--- begin Data for this task ---
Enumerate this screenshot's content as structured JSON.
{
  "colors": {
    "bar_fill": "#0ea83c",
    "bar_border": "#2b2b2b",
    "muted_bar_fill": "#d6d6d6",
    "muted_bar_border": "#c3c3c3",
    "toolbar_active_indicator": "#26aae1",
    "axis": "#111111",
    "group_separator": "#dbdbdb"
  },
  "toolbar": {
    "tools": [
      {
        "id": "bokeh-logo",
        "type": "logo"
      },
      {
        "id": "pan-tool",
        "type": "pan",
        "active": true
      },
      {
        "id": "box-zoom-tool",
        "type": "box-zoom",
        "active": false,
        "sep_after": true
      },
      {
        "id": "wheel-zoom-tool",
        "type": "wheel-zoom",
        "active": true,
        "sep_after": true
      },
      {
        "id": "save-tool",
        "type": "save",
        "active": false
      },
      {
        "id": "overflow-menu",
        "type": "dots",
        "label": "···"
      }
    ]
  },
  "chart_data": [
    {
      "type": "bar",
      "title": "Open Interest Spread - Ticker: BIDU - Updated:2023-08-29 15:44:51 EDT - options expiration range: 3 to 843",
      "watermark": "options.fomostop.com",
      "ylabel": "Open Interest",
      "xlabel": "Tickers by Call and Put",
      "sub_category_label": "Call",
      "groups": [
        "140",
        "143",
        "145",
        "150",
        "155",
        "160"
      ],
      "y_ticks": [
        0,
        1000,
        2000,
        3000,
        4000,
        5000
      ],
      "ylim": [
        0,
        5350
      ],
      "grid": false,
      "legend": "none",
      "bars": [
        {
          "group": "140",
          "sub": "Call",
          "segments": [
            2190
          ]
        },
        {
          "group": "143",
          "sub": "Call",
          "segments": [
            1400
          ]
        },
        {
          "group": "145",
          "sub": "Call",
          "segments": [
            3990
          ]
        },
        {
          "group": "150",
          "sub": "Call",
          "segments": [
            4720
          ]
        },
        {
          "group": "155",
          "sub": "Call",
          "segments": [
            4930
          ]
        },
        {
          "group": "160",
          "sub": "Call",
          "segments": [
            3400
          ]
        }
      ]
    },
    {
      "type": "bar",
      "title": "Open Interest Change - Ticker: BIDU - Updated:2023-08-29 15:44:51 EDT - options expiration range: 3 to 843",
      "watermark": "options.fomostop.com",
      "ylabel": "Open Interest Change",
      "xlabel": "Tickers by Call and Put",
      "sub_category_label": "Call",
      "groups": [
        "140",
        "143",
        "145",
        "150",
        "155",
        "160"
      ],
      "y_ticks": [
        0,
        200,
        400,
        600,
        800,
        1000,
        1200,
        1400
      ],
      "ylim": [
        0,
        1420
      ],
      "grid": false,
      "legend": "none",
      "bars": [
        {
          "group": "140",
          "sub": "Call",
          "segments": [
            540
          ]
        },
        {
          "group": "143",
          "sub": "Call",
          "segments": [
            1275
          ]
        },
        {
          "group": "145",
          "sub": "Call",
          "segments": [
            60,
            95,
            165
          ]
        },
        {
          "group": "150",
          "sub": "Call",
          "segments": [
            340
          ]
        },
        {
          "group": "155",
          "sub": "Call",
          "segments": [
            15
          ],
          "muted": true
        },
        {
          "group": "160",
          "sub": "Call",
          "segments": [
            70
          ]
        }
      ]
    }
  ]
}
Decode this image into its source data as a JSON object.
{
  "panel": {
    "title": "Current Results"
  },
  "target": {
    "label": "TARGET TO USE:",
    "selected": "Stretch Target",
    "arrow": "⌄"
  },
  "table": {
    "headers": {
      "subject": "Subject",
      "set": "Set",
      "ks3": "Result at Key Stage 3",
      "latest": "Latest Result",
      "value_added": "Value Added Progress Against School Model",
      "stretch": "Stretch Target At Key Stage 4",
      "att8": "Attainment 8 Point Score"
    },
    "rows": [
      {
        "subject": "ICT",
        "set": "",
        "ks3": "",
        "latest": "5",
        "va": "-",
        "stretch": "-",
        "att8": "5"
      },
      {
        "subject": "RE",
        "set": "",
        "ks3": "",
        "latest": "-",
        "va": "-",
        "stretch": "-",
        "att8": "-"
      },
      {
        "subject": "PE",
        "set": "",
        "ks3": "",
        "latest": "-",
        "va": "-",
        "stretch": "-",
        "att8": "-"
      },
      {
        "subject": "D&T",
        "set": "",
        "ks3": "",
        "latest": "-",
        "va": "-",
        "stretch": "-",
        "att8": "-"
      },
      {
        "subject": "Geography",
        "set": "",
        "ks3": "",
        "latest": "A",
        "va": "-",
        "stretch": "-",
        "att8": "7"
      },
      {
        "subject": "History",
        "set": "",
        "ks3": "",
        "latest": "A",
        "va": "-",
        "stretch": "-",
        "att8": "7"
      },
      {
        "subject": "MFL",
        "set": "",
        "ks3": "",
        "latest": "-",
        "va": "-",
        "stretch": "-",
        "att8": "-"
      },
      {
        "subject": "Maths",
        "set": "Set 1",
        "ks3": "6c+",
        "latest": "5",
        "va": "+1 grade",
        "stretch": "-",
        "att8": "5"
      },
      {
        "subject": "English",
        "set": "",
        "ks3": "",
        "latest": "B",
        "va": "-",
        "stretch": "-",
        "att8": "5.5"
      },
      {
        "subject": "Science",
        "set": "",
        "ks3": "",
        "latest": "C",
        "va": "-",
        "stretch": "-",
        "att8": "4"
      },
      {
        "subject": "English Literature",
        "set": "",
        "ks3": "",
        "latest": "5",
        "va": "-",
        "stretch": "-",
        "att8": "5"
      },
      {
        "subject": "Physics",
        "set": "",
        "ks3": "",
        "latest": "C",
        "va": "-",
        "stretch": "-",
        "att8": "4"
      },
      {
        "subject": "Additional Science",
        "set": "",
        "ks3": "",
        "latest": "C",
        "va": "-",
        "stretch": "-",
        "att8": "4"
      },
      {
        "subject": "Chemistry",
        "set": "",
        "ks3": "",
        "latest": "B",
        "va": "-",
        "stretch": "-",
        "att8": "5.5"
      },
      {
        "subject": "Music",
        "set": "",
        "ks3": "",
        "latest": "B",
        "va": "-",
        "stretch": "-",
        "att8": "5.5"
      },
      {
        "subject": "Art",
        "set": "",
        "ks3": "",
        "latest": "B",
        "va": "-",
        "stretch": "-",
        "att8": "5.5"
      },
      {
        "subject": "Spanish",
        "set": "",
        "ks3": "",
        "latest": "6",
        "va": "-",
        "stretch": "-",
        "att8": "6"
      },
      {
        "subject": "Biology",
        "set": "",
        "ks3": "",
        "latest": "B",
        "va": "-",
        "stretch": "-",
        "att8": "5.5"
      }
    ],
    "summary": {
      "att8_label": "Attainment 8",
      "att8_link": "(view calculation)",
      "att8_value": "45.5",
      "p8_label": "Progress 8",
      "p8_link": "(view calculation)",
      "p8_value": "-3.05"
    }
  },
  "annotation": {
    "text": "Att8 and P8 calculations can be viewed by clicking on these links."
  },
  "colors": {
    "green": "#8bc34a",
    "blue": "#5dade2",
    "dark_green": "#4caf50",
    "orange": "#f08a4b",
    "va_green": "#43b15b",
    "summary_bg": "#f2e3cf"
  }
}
--- end Data for this task ---
◆ **Problem**
Show all lines from the records above where the word "Attainment" occurs.

◆ **Full output**
      "att8": "Attainment 8 Point Score"
      "att8_label": "Attainment 8",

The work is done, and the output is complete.